_DO THIS:_ Every entry must be echoed exactly.

_RAW DATA:_

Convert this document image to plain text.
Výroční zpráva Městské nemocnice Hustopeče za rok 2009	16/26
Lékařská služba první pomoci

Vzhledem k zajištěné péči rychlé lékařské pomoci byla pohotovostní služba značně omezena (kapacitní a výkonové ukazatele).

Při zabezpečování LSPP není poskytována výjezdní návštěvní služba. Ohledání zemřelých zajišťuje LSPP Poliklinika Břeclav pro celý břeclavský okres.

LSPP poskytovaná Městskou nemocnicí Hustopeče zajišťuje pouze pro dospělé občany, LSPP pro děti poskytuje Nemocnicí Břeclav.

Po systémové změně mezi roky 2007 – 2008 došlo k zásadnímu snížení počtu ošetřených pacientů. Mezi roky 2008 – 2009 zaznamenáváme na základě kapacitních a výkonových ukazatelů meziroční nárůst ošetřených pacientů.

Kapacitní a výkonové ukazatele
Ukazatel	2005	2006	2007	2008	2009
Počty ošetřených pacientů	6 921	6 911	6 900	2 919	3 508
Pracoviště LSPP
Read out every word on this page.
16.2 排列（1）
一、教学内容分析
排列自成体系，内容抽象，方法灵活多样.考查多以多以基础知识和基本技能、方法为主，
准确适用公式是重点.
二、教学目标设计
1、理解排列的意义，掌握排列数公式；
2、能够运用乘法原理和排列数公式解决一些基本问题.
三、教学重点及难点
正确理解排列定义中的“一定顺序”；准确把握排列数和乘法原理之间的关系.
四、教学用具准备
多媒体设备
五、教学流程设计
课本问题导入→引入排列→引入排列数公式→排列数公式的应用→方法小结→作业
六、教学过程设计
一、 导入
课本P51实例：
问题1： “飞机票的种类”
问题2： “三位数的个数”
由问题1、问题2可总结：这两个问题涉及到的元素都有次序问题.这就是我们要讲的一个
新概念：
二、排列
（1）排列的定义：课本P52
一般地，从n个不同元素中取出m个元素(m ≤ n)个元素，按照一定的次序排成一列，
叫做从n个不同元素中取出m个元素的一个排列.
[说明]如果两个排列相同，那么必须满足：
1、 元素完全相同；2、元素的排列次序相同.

_EXERCISE SOLUTION:_
Convert this document image to plain text.
Výroční zpráva Městské nemocnice Hustopeče za rok 2009	16/26
Lékařská služba první pomoci

Vzhledem k zajištěné péči rychlé lékařské pomoci byla pohotovostní služba značně omezena (kapacitní a výkonové ukazatele).

Při zabezpečování LSPP není poskytována výjezdní návštěvní služba. Ohledání zemřelých zajišťuje LSPP Poliklinika Břeclav pro celý břeclavský okres.

LSPP poskytovaná Městskou nemocnicí Hustopeče zajišťuje pouze pro dospělé občany, LSPP pro děti poskytuje Nemocnicí Břeclav.

Po systémové změně mezi roky 2007 – 2008 došlo k zásadnímu snížení počtu ošetřených pacientů. Mezi roky 2008 – 2009 zaznamenáváme na základě kapacitních a výkonových ukazatelů meziroční nárůst ošetřených pacientů.

Kapacitní a výkonové ukazatele
Ukazatel	2005	2006	2007	2008	2009
Počty ošetřených pacientů	6 921	6 911	6 900	2 919	3 508
Pracoviště LSPP
Read out every word on this page.
16.2 排列（1）
一、教学内容分析
排列自成体系，内容抽象，方法灵活多样.考查多以多以基础知识和基本技能、方法为主，
准确适用公式是重点.
二、教学目标设计
1、理解排列的意义，掌握排列数公式；
2、能够运用乘法原理和排列数公式解决一些基本问题.
三、教学重点及难点
正确理解排列定义中的“一定顺序”；准确把握排列数和乘法原理之间的关系.
四、教学用具准备
多媒体设备
五、教学流程设计
课本问题导入→引入排列→引入排列数公式→排列数公式的应用→方法小结→作业
六、教学过程设计
一、 导入
课本P51实例：
问题1： “飞机票的种类”
问题2： “三位数的个数”
由问题1、问题2可总结：这两个问题涉及到的元素都有次序问题.这就是我们要讲的一个
新概念：
二、排列
（1）排列的定义：课本P52
一般地，从n个不同元素中取出m个元素(m ≤ n)个元素，按照一定的次序排成一列，
叫做从n个不同元素中取出m个元素的一个排列.
[说明]如果两个排列相同，那么必须满足：
1、 元素完全相同；2、元素的排列次序相同.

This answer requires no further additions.